START
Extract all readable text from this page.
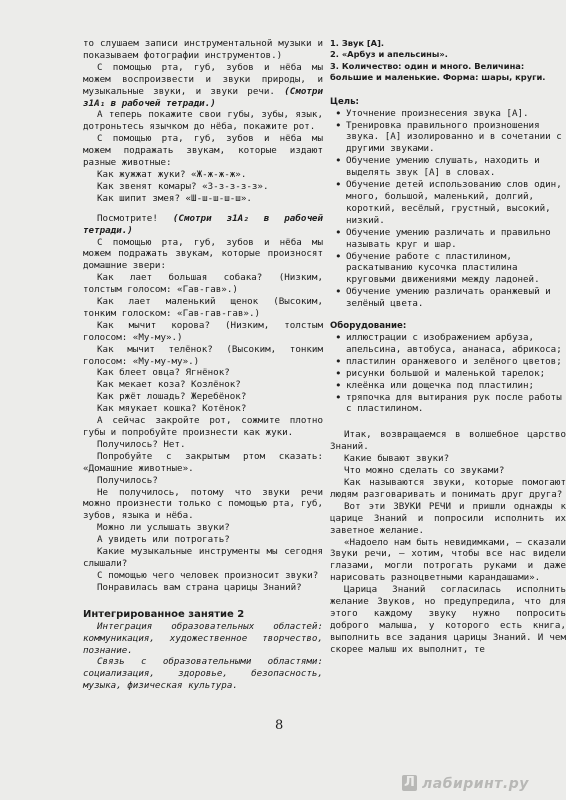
то слушаем записи инструментальной музыки и показываем фотографии инструментов.)

С помощью рта, губ, зубов и нёба мы можем воспроизвести и звуки природы, и музыкальные звуки, и звуки речи. (Смотри з1А₁ в рабочей тетради.)

А теперь покажите свои губы, зубы, язык, дотроньтесь язычком до нёба, покажите рот.

С помощью рта, губ, зубов и нёба мы можем подражать звукам, которые издают разные животные:

Как жужжат жуки? «Ж-ж-ж-ж».

Как звенят комары? «З-з-з-з-з».

Как шипит змея? «Ш-ш-ш-ш-ш».

Посмотрите! (Смотри з1А₂ в рабочей тетради.)

С помощью рта, губ, зубов и нёба мы можем подражать звукам, которые произносят домашние звери:

Как лает большая собака? (Низким, толстым голосом: «Гав-гав».)

Как лает маленький щенок (Высоким, тонким голоском: «Гав-гав-гав».)

Как мычит корова? (Низким, толстым голосом: «Му-му».)

Как мычит телёнок? (Высоким, тонким голосом: «Му-му-му».)

Как блеет овца? Ягнёнок?

Как мекает коза? Козлёнок?

Как ржёт лошадь? Жеребёнок?

Как мяукает кошка? Котёнок?

А сейчас закройте рот, сожмите плотно губы и попробуйте произнести как жуки.

Получилось? Нет.

Попробуйте с закрытым ртом сказать: «Домашние животные».

Получилось?

Не получилось, потому что звуки речи можно произнести только с помощью рта, губ, зубов, языка и нёба.

Можно ли услышать звуки?

А увидеть или потрогать?

Какие музыкальные инструменты мы сегодня слышали?

С помощью чего человек произносит звуки?

Понравилась вам страна царицы Знаний?

Интегрированное занятие 2

Интеграция образовательных областей: коммуникация, художественное творчество, познание.

Связь с образовательными областями: социализация, здоровье, безопасность, музыка, физическая культура.

1. Звук [А].

2. «Арбуз и апельсины».

3. Количество: один и много. Величина: большие и маленькие. Форма: шары, круги.

Цель:

• Уточнение произнесения звука [А].
• Тренировка правильного произношения звука. [А] изолированно и в сочетании с другими звуками.
• Обучение умению слушать, находить и выделять звук [А] в словах.
• Обучение детей использованию слов один, много, большой, маленький, долгий, короткий, весёлый, грустный, высокий, низкий.
• Обучение умению различать и правильно называть круг и шар.
• Обучение работе с пластилином, раскатыванию кусочка пластилина круговыми движениями между ладоней.
• Обучение умению различать оранжевый и зелёный цвета.

Оборудование:

• иллюстрации с изображением арбуза, апельсина, автобуса, ананаса, абрикоса;
• пластилин оранжевого и зелёного цветов;
• рисунки большой и маленькой тарелок;
• клеёнка или дощечка под пластилин;
• тряпочка для вытирания рук после работы с пластилином.

Итак, возвращаемся в волшебное царство Знаний.

Какие бывают звуки?

Что можно сделать со звуками?

Как называются звуки, которые помогают людям разговаривать и понимать друг друга?

Вот эти ЗВУКИ РЕЧИ и пришли однажды к царице Знаний и попросили исполнить их заветное желание.

«Надоело нам быть невидимками, — сказали Звуки речи, — хотим, чтобы все нас видели глазами, могли потрогать руками и даже нарисовать разноцветными карандашами».

Царица Знаний согласилась исполнить желание Звуков, но предупредила, что для этого каждому звуку нужно попросить доброго малыша, у которого есть книга, выполнить все задания царицы Знаний. И чем скорее малыш их выполнит, те

8
Л лабиринт.ру
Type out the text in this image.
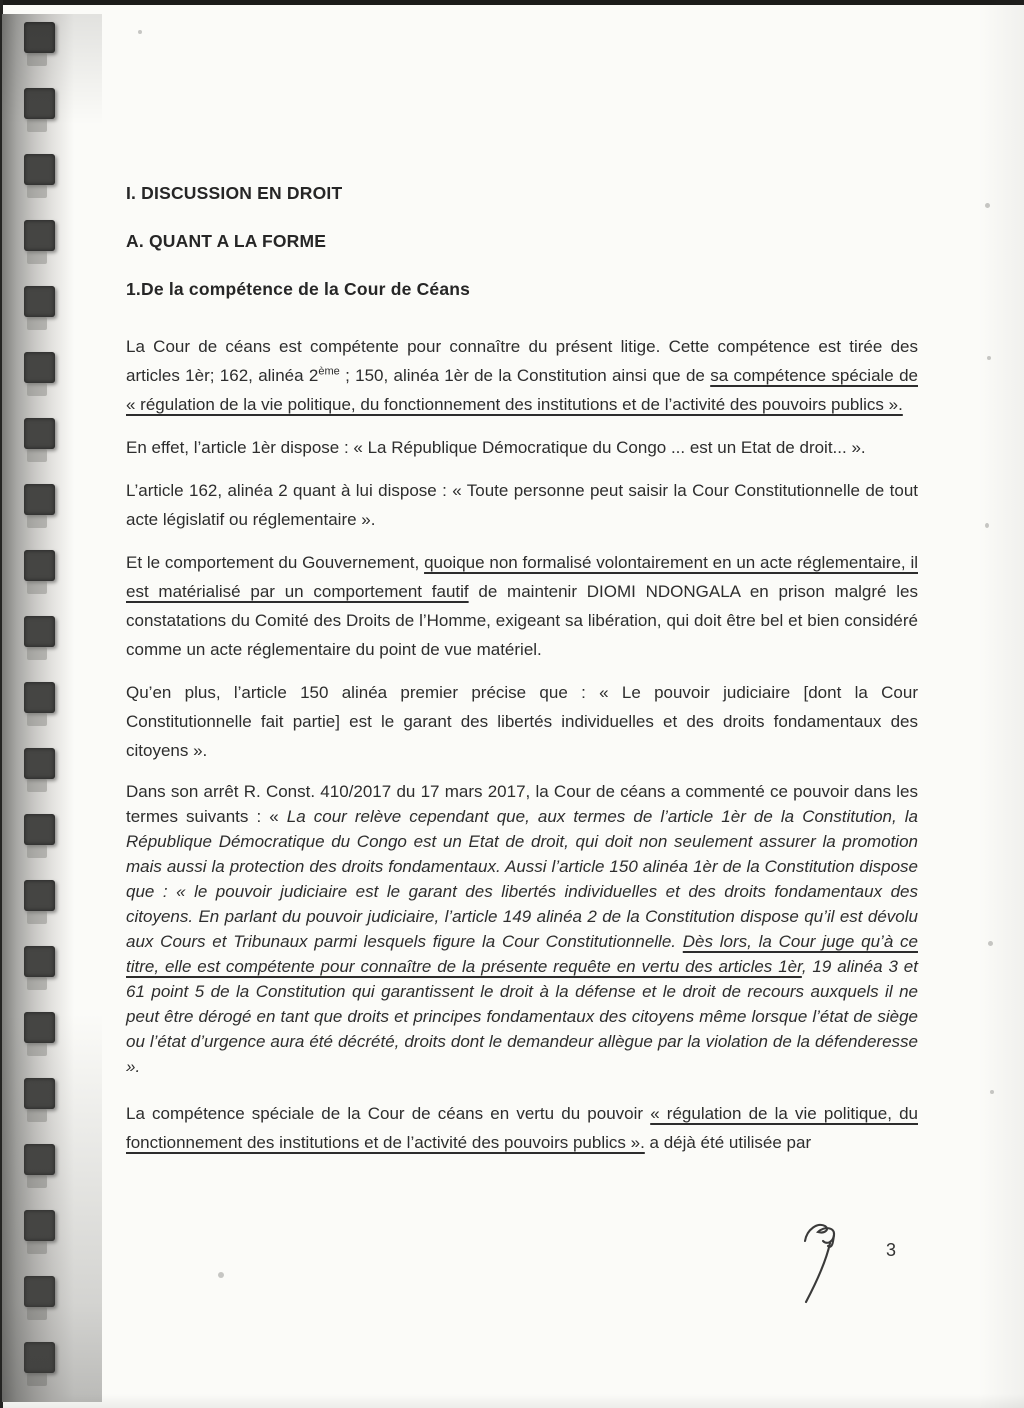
I. DISCUSSION EN DROIT
A. QUANT A LA FORME
1.De la compétence de la Cour de Céans

La Cour de céans est compétente pour connaître du présent litige. Cette compétence est tirée des articles 1èr; 162, alinéa 2ème ; 150, alinéa 1èr de la Constitution ainsi que de sa compétence spéciale de « régulation de la vie politique, du fonctionnement des institutions et de l’activité des pouvoirs publics ».

En effet, l’article 1èr dispose : « La République Démocratique du Congo ... est un Etat de droit... ».

L’article 162, alinéa 2 quant à lui dispose : « Toute personne peut saisir la Cour Constitutionnelle de tout acte législatif ou réglementaire ».

Et le comportement du Gouvernement, quoique non formalisé volontairement en un acte réglementaire, il est matérialisé par un comportement fautif de maintenir DIOMI NDONGALA en prison malgré les constatations du Comité des Droits de l’Homme, exigeant sa libération, qui doit être bel et bien considéré comme un acte réglementaire du point de vue matériel.

Qu’en plus, l’article 150 alinéa premier précise que : « Le pouvoir judiciaire [dont la Cour Constitutionnelle fait partie] est le garant des libertés individuelles et des droits fondamentaux des citoyens ».

Dans son arrêt R. Const. 410/2017 du 17 mars 2017, la Cour de céans a commenté ce pouvoir dans les termes suivants : « La cour relève cependant que, aux termes de l’article 1èr de la Constitution, la République Démocratique du Congo est un Etat de droit, qui doit non seulement assurer la promotion mais aussi la protection des droits fondamentaux. Aussi l’article 150 alinéa 1èr de la Constitution dispose que : « le pouvoir judiciaire est le garant des libertés individuelles et des droits fondamentaux des citoyens. En parlant du pouvoir judiciaire, l’article 149 alinéa 2 de la Constitution dispose qu’il est dévolu aux Cours et Tribunaux parmi lesquels figure la Cour Constitutionnelle. Dès lors, la Cour juge qu’à ce titre, elle est compétente pour connaître de la présente requête en vertu des articles 1èr, 19 alinéa 3 et 61 point 5 de la Constitution qui garantissent le droit à la défense et le droit de recours auxquels il ne peut être dérogé en tant que droits et principes fondamentaux des citoyens même lorsque l’état de siège ou l’état d’urgence aura été décrété, droits dont le demandeur allègue par la violation de la défenderesse ».

La compétence spéciale de la Cour de céans en vertu du pouvoir « régulation de la vie politique, du fonctionnement des institutions et de l’activité des pouvoirs publics ». a déjà été utilisée par

3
END
§ WRITTEN EXERCISE: Lines containing the string "Низким" are to be selected and copied.

§ EXERCISE ANSWER:
Как лает большая собака? (Низким, толстым голосом: «Гав-гав».)
Как мычит корова? (Низким, толстым голосом: «Му-му».)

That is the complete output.